YOUR INSTRUCTIONS: Repeat precisely, and only, the lines between the line containing "OCR this image." and the end of the listing below, both ends included.
--- MATERIAL PROVIDED ---
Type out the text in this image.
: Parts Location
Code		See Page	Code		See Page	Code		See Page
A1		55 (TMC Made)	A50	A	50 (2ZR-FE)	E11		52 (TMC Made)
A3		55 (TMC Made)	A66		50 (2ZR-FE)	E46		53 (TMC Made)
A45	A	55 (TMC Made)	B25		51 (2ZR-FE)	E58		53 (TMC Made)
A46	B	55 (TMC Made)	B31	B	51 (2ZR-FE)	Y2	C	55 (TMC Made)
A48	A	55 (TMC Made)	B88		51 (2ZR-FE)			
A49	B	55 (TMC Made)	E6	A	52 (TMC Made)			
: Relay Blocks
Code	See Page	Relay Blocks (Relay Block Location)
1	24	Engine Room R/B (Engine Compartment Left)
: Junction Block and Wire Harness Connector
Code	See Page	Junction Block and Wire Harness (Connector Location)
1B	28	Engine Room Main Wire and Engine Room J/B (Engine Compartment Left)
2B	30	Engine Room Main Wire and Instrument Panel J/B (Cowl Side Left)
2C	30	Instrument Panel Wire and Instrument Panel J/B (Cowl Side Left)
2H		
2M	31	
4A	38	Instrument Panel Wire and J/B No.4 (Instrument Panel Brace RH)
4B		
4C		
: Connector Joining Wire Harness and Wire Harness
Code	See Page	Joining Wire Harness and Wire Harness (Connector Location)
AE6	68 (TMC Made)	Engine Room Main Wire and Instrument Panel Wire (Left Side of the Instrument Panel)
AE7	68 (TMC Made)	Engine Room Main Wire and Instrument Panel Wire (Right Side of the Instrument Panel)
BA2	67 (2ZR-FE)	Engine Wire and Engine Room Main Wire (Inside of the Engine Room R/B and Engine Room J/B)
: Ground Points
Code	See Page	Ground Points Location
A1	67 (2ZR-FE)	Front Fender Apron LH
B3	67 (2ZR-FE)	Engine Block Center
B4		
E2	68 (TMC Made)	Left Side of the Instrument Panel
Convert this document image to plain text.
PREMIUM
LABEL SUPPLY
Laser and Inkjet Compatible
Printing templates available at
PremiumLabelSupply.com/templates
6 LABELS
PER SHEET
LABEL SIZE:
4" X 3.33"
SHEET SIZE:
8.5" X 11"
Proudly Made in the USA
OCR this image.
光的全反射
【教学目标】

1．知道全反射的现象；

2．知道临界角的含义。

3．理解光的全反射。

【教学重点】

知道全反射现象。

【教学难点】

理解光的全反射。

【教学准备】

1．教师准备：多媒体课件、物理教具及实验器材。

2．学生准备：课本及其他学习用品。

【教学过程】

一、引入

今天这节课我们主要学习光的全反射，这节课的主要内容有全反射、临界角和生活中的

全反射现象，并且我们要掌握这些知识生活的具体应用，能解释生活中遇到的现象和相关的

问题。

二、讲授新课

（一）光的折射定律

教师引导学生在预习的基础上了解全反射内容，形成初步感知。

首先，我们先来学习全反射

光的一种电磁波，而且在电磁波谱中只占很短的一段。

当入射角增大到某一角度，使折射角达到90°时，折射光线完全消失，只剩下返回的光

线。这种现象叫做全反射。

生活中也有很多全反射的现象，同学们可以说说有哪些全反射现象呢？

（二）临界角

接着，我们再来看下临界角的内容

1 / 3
---
ANSWER:
OCR this image.
光的全反射
【教学目标】

1．知道全反射的现象；

2．知道临界角的含义。

3．理解光的全反射。

【教学重点】

知道全反射现象。

【教学难点】

理解光的全反射。

【教学准备】

1．教师准备：多媒体课件、物理教具及实验器材。

2．学生准备：课本及其他学习用品。

【教学过程】

一、引入

今天这节课我们主要学习光的全反射，这节课的主要内容有全反射、临界角和生活中的

全反射现象，并且我们要掌握这些知识生活的具体应用，能解释生活中遇到的现象和相关的

问题。

二、讲授新课

（一）光的折射定律

教师引导学生在预习的基础上了解全反射内容，形成初步感知。

首先，我们先来学习全反射

光的一种电磁波，而且在电磁波谱中只占很短的一段。

当入射角增大到某一角度，使折射角达到90°时，折射光线完全消失，只剩下返回的光

线。这种现象叫做全反射。

生活中也有很多全反射的现象，同学们可以说说有哪些全反射现象呢？

（二）临界角

接着，我们再来看下临界角的内容

1 / 3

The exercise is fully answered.